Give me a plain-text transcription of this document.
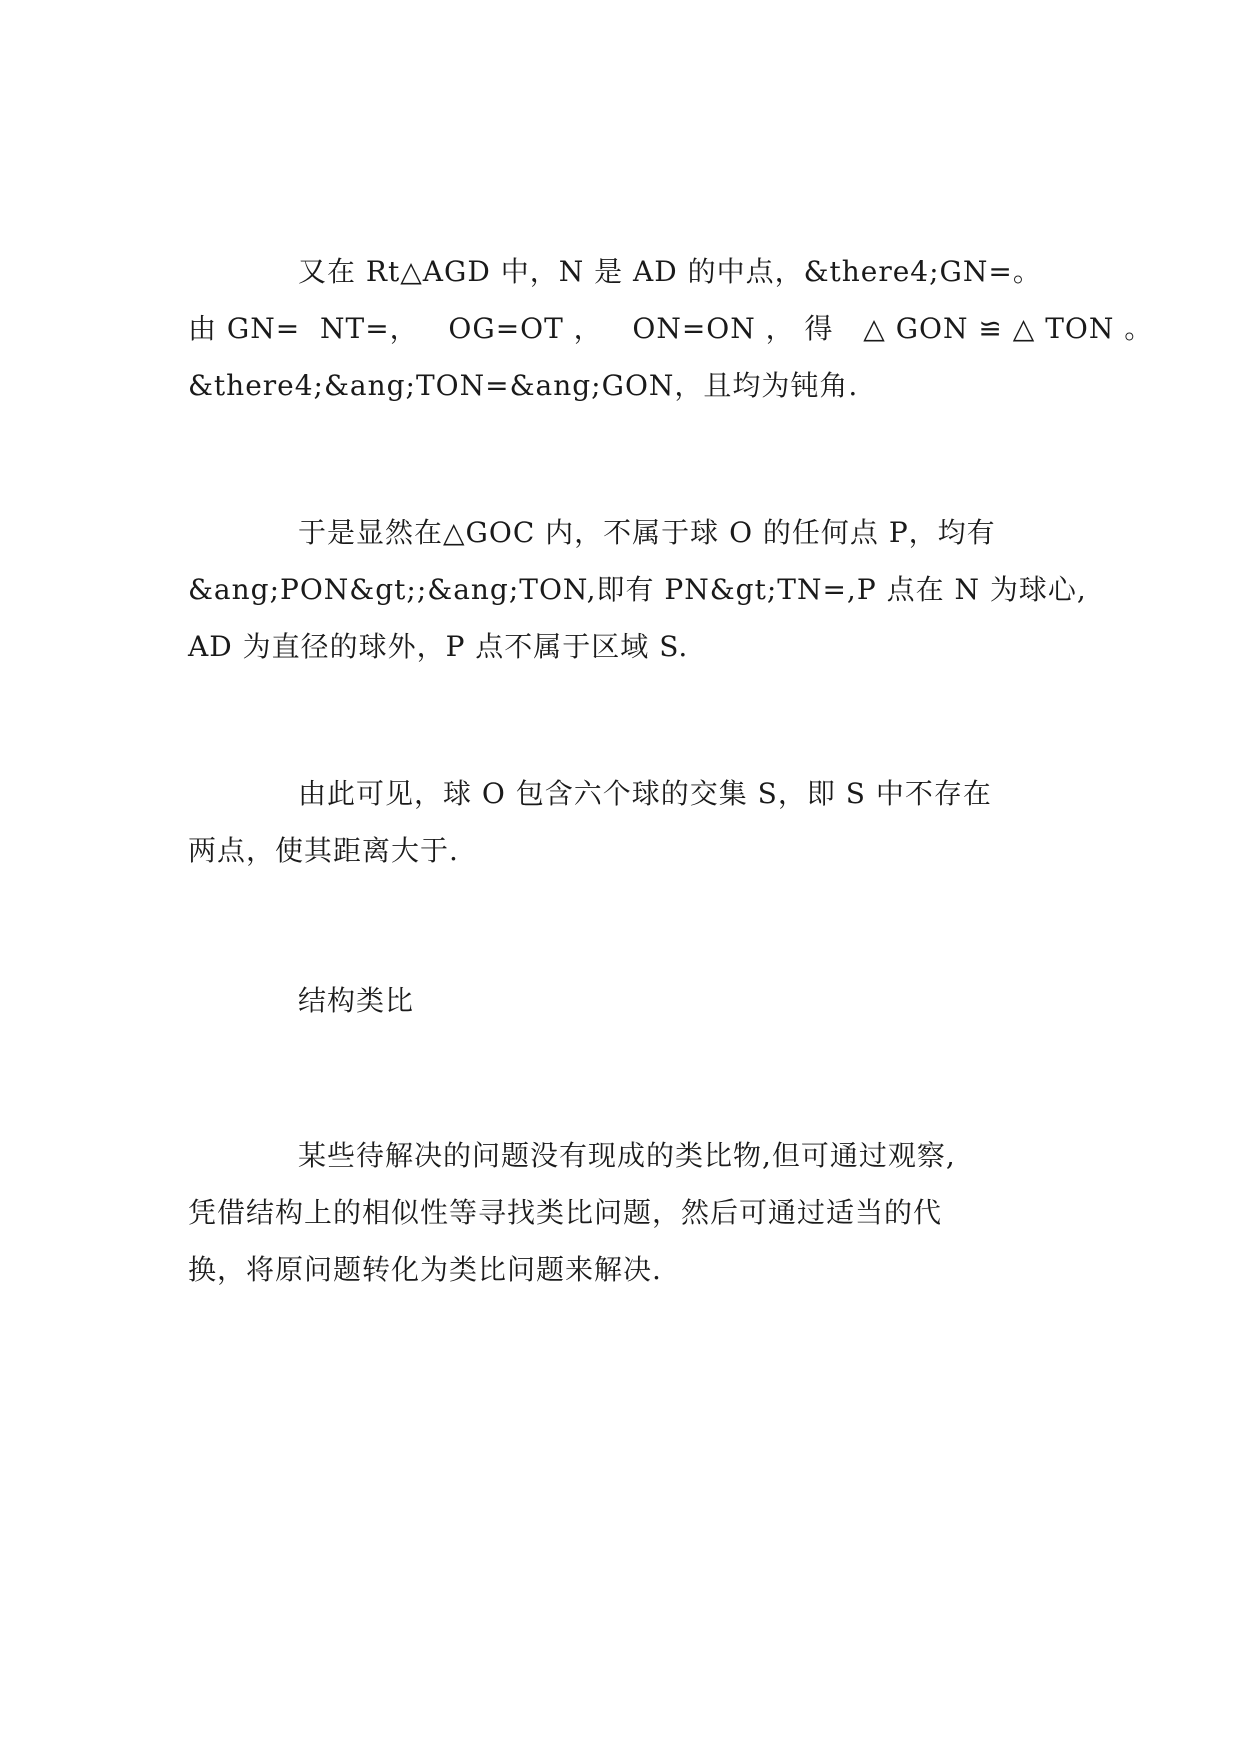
又在 Rt△AGD 中，N 是 AD 的中点，&there4;GN=。
由 GN=  NT=，   OG=OT ，   ON=ON ， 得   △ GON ≌ △ TON 。
&there4;&ang;TON=&ang;GON，且均为钝角.

于是显然在△GOC 内，不属于球 O 的任何点 P，均有
&ang;PON&gt;;&ang;TON,即有 PN&gt;TN=,P 点在 N 为球心,
AD 为直径的球外，P 点不属于区域 S.

由此可见，球 O 包含六个球的交集 S，即 S 中不存在
两点，使其距离大于.

结构类比

某些待解决的问题没有现成的类比物,但可通过观察,
凭借结构上的相似性等寻找类比问题，然后可通过适当的代
换，将原问题转化为类比问题来解决.
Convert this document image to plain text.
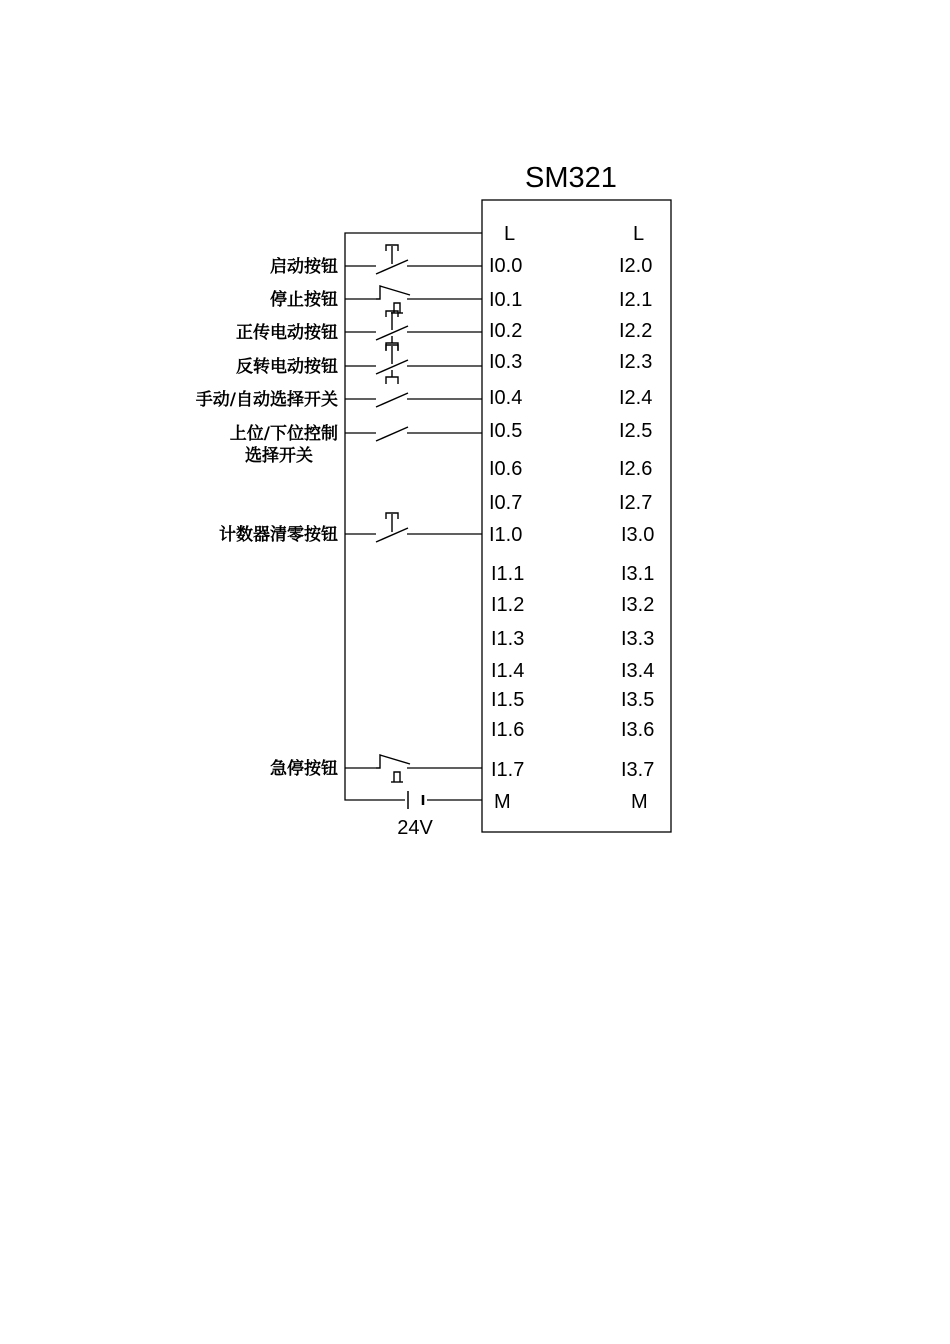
SM321
L
I0.0
I0.1
I0.2
I0.3
I0.4
I0.5
I0.6
I0.7
I1.0
I1.1
I1.2
I1.3
I1.4
I1.5
I1.6
I1.7
M
L
I2.0
I2.1
I2.2
I2.3
I2.4
I2.5
I2.6
I2.7
I3.0
I3.1
I3.2
I3.3
I3.4
I3.5
I3.6
I3.7
M
24V
启动按钮
停止按钮
正传电动按钮
反转电动按钮
手动/自动选择开关
上位/下位控制
选择开关
计数器清零按钮
急停按钮
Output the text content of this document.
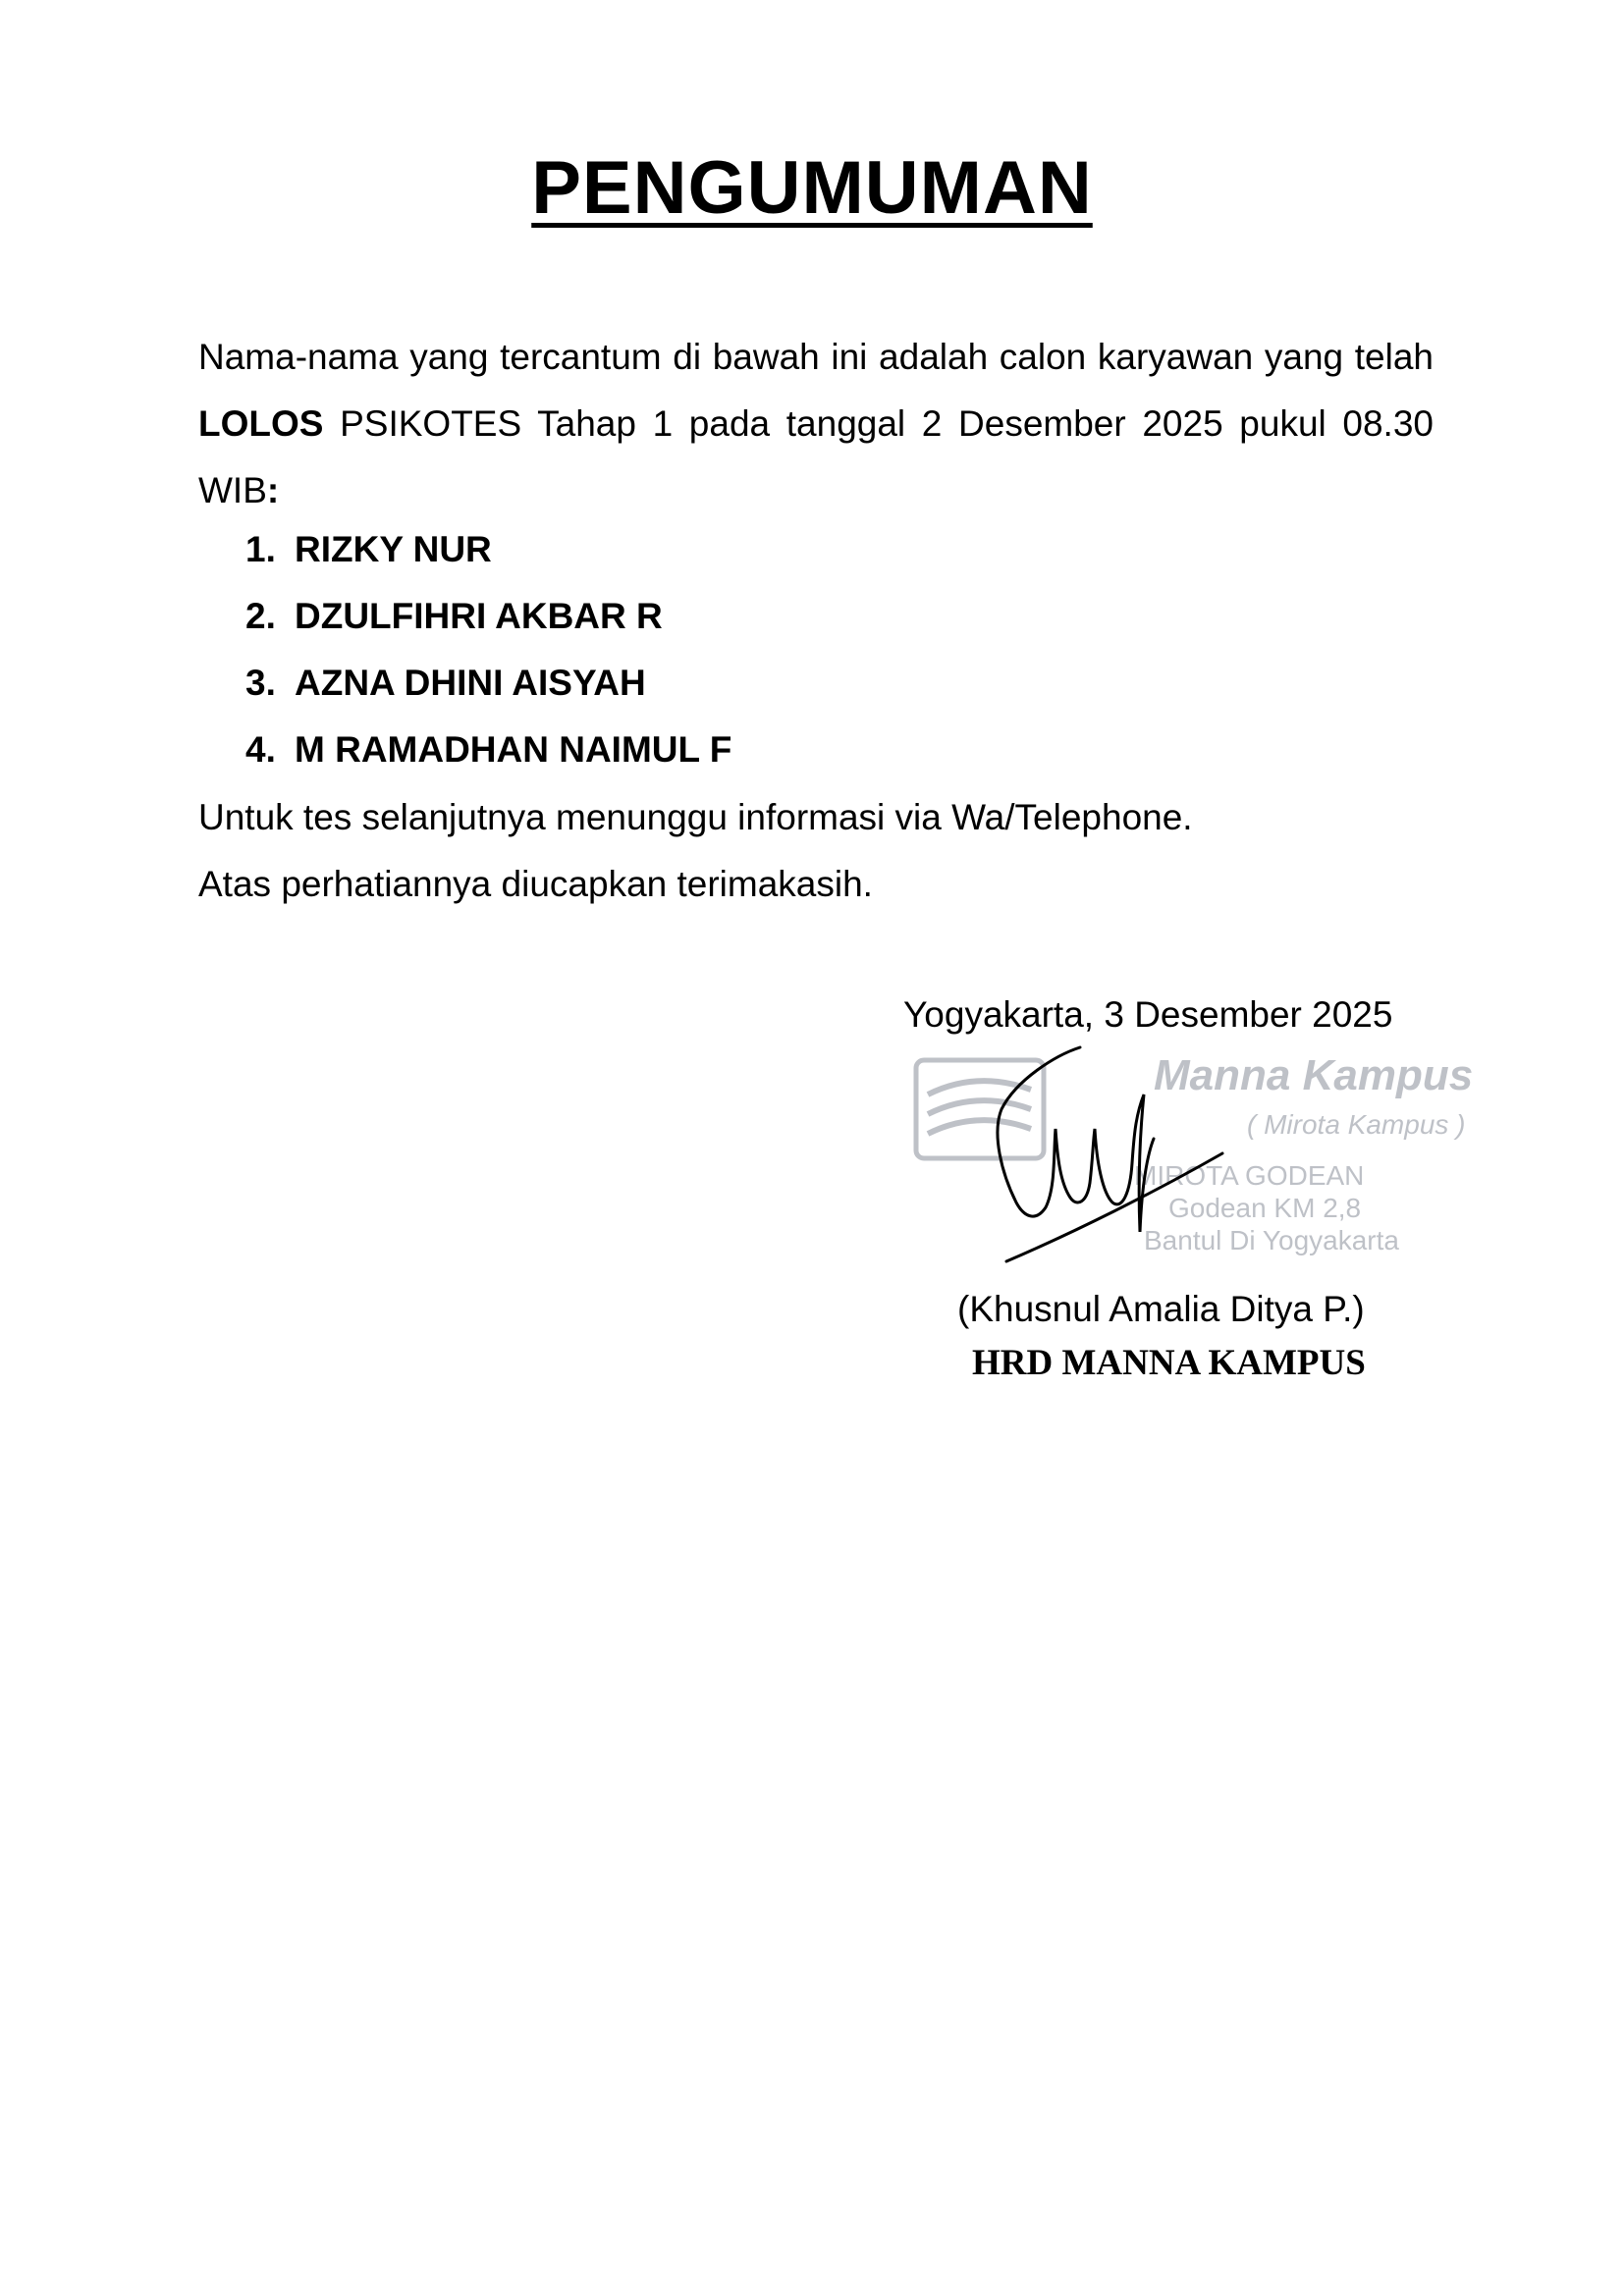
PENGUMUMAN
Nama-nama yang tercantum di bawah ini adalah calon karyawan yang telah LOLOS PSIKOTES Tahap 1 pada tanggal 2 Desember 2025 pukul 08.30 WIB:
1. RIZKY NUR
2. DZULFIHRI AKBAR R
3. AZNA DHINI AISYAH
4. M RAMADHAN NAIMUL F
Untuk tes selanjutnya menunggu informasi via Wa/Telephone.
Atas perhatiannya diucapkan terimakasih.
Yogyakarta, 3 Desember 2025
Manna Kampus
( Mirota Kampus )
MIROTA GODEAN
Godean KM 2,8
Bantul Di Yogyakarta
(Khusnul Amalia Ditya P.)
HRD MANNA KAMPUS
--------------------------------
Exercise details:
Pictures appear in the records above. Output everything except them, exactly.

Problem solution:
Give me a plain-text transcription of this document.
又在 Rt△AGD 中，N 是 AD 的中点，&there4;GN=。
由 GN=  NT=，   OG=OT ，   ON=ON ， 得   △ GON ≌ △ TON 。
&there4;&ang;TON=&ang;GON，且均为钝角.

于是显然在△GOC 内，不属于球 O 的任何点 P，均有
&ang;PON&gt;;&ang;TON,即有 PN&gt;TN=,P 点在 N 为球心,
AD 为直径的球外，P 点不属于区域 S.

由此可见，球 O 包含六个球的交集 S，即 S 中不存在
两点，使其距离大于.

结构类比

某些待解决的问题没有现成的类比物,但可通过观察,
凭借结构上的相似性等寻找类比问题，然后可通过适当的代
换，将原问题转化为类比问题来解决.
Convert this document image to plain text.
SM321
L
I0.0
I0.1
I0.2
I0.3
I0.4
I0.5
I0.6
I0.7
I1.0
I1.1
I1.2
I1.3
I1.4
I1.5
I1.6
I1.7
M
L
I2.0
I2.1
I2.2
I2.3
I2.4
I2.5
I2.6
I2.7
I3.0
I3.1
I3.2
I3.3
I3.4
I3.5
I3.6
I3.7
M
24V
启动按钮
停止按钮
正传电动按钮
反转电动按钮
手动/自动选择开关
上位/下位控制
选择开关
计数器清零按钮
急停按钮
Output the text content of this document.
PENGUMUMAN
Nama-nama yang tercantum di bawah ini adalah calon karyawan yang telah LOLOS PSIKOTES Tahap 1 pada tanggal 2 Desember 2025 pukul 08.30 WIB:
1. RIZKY NUR
2. DZULFIHRI AKBAR R
3. AZNA DHINI AISYAH
4. M RAMADHAN NAIMUL F
Untuk tes selanjutnya menunggu informasi via Wa/Telephone.
Atas perhatiannya diucapkan terimakasih.
Yogyakarta, 3 Desember 2025
Manna Kampus
( Mirota Kampus )
MIROTA GODEAN
Godean KM 2,8
Bantul Di Yogyakarta
(Khusnul Amalia Ditya P.)
HRD MANNA KAMPUS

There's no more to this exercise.